_WHAT NEEDS TO BE DONE_
Output every line exactly as written. Leave out pictures.

_Stored items_
━━━━━━━━━━━━━━━━━━━━━━━━━━━━━━
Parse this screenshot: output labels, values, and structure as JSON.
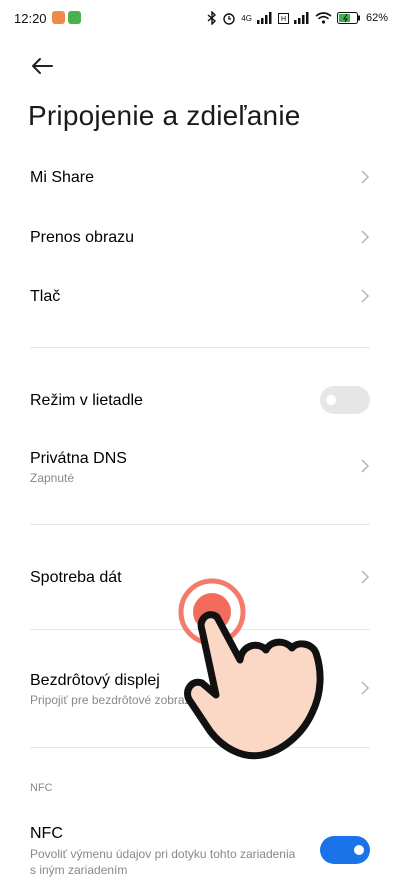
{
  "status_bar": {
    "time": "12:20",
    "network_label": "4G",
    "battery": "62"
  },
  "header": {
    "title": "Pripojenie a zdieľanie"
  },
  "items": {
    "mi_share": "Mi Share",
    "screencast": "Prenos obrazu",
    "print": "Tlač",
    "airplane_mode": "Režim v lietadle",
    "private_dns": "Privátna DNS",
    "private_dns_sub": "Zapnuté",
    "data_usage": "Spotreba dát",
    "wireless_display": "Bezdrôtový displej",
    "wireless_display_sub": "Pripojiť pre bezdrôtové zobraz",
    "nfc_section": "NFC",
    "nfc": "NFC",
    "nfc_sub_line1": "Povoliť výmenu údajov pri dotyku tohto zariadenia",
    "nfc_sub_line2": "s iným zariadením"
  },
  "toggles": {
    "airplane_mode_on": false,
    "nfc_on": true
  },
  "colors": {
    "accent": "#1a73e8",
    "toggle_off": "#e6e6e6",
    "tap_ring": "#f36b5a"
  },
  "icons": [
    "back-arrow-icon",
    "chevron-right-icon",
    "bluetooth-icon",
    "alarm-icon",
    "signal-icon",
    "wifi-icon",
    "battery-icon",
    "hand-pointer-icon"
  ]
}
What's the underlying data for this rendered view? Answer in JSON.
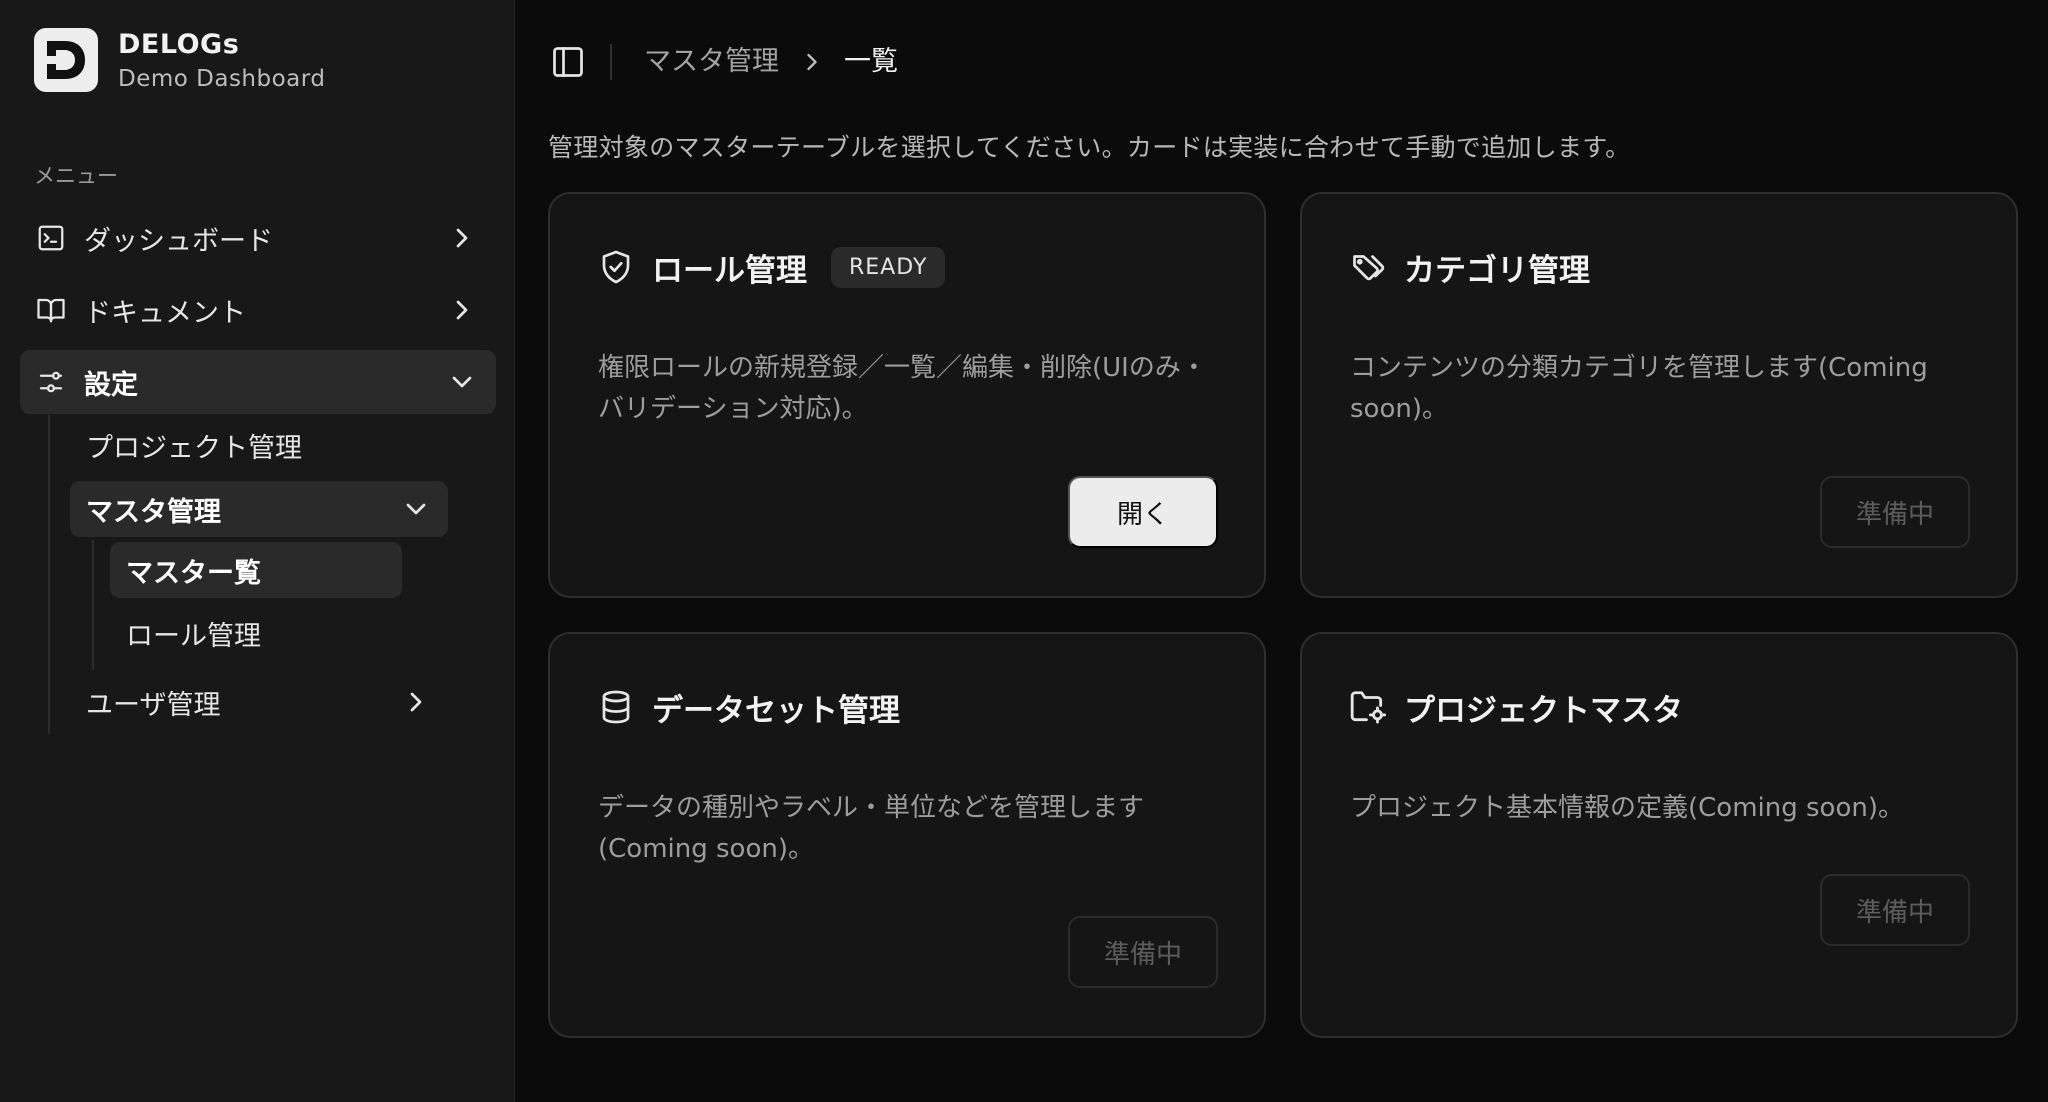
{
  "brand": {
    "name": "DELOGs",
    "subtitle": "Demo Dashboard"
  },
  "sidebar": {
    "menu_label": "メニュー",
    "items": [
      {
        "label": "ダッシュボード",
        "icon": "terminal-square-icon"
      },
      {
        "label": "ドキュメント",
        "icon": "book-open-icon"
      },
      {
        "label": "設定",
        "icon": "settings-sliders-icon",
        "expanded": true
      }
    ],
    "settings_children": {
      "project": "プロジェクト管理",
      "master": "マスタ管理",
      "master_children": [
        "マスター覧",
        "ロール管理"
      ],
      "users": "ユーザ管理"
    }
  },
  "header": {
    "breadcrumb": [
      "マスタ管理",
      "一覧"
    ]
  },
  "description": "管理対象のマスターテーブルを選択してください。カードは実装に合わせて手動で追加します。",
  "cards": [
    {
      "title": "ロール管理",
      "badge": "READY",
      "icon": "shield-check-icon",
      "desc": "権限ロールの新規登録／一覧／編集・削除(UIのみ・バリデーション対応)。",
      "button": "開く"
    },
    {
      "title": "カテゴリ管理",
      "icon": "tag-icon",
      "desc": "コンテンツの分類カテゴリを管理します(Coming soon)。",
      "button": "準備中"
    },
    {
      "title": "データセット管理",
      "icon": "database-icon",
      "desc": "データの種別やラベル・単位などを管理します(Coming soon)。",
      "button": "準備中"
    },
    {
      "title": "プロジェクトマスタ",
      "icon": "folder-cog-icon",
      "desc": "プロジェクト基本情報の定義(Coming soon)。",
      "button": "準備中"
    }
  ],
  "colors": {
    "background": "#0b0b0b",
    "sidebar": "#181818",
    "card": "#151515",
    "active": "#2a2a2a",
    "primary_button": "#ececec"
  }
}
━━━━━━━━━━━━━━━━━━━━━━━━━━━━━━
_COMPLETE RESPONSE_
Parse this screenshot: output labels, values, and structure as JSON.
{
  "status_bar": {
    "time": "12:20",
    "network_label": "4G",
    "battery": "62"
  },
  "header": {
    "title": "Pripojenie a zdieľanie"
  },
  "items": {
    "mi_share": "Mi Share",
    "screencast": "Prenos obrazu",
    "print": "Tlač",
    "airplane_mode": "Režim v lietadle",
    "private_dns": "Privátna DNS",
    "private_dns_sub": "Zapnuté",
    "data_usage": "Spotreba dát",
    "wireless_display": "Bezdrôtový displej",
    "wireless_display_sub": "Pripojiť pre bezdrôtové zobraz",
    "nfc_section": "NFC",
    "nfc": "NFC",
    "nfc_sub_line1": "Povoliť výmenu údajov pri dotyku tohto zariadenia",
    "nfc_sub_line2": "s iným zariadením"
  },
  "toggles": {
    "airplane_mode_on": false,
    "nfc_on": true
  },
  "colors": {
    "accent": "#1a73e8",
    "toggle_off": "#e6e6e6",
    "tap_ring": "#f36b5a"
  },
  "icons": [
    "back-arrow-icon",
    "chevron-right-icon",
    "bluetooth-icon",
    "alarm-icon",
    "signal-icon",
    "wifi-icon",
    "battery-icon",
    "hand-pointer-icon"
  ]
}
What's the underlying data for this rendered view? Answer in JSON.
{
  "brand": {
    "name": "DELOGs",
    "subtitle": "Demo Dashboard"
  },
  "sidebar": {
    "menu_label": "メニュー",
    "items": [
      {
        "label": "ダッシュボード",
        "icon": "terminal-square-icon"
      },
      {
        "label": "ドキュメント",
        "icon": "book-open-icon"
      },
      {
        "label": "設定",
        "icon": "settings-sliders-icon",
        "expanded": true
      }
    ],
    "settings_children": {
      "project": "プロジェクト管理",
      "master": "マスタ管理",
      "master_children": [
        "マスター覧",
        "ロール管理"
      ],
      "users": "ユーザ管理"
    }
  },
  "header": {
    "breadcrumb": [
      "マスタ管理",
      "一覧"
    ]
  },
  "description": "管理対象のマスターテーブルを選択してください。カードは実装に合わせて手動で追加します。",
  "cards": [
    {
      "title": "ロール管理",
      "badge": "READY",
      "icon": "shield-check-icon",
      "desc": "権限ロールの新規登録／一覧／編集・削除(UIのみ・バリデーション対応)。",
      "button": "開く"
    },
    {
      "title": "カテゴリ管理",
      "icon": "tag-icon",
      "desc": "コンテンツの分類カテゴリを管理します(Coming soon)。",
      "button": "準備中"
    },
    {
      "title": "データセット管理",
      "icon": "database-icon",
      "desc": "データの種別やラベル・単位などを管理します(Coming soon)。",
      "button": "準備中"
    },
    {
      "title": "プロジェクトマスタ",
      "icon": "folder-cog-icon",
      "desc": "プロジェクト基本情報の定義(Coming soon)。",
      "button": "準備中"
    }
  ],
  "colors": {
    "background": "#0b0b0b",
    "sidebar": "#181818",
    "card": "#151515",
    "active": "#2a2a2a",
    "primary_button": "#ececec"
  }
}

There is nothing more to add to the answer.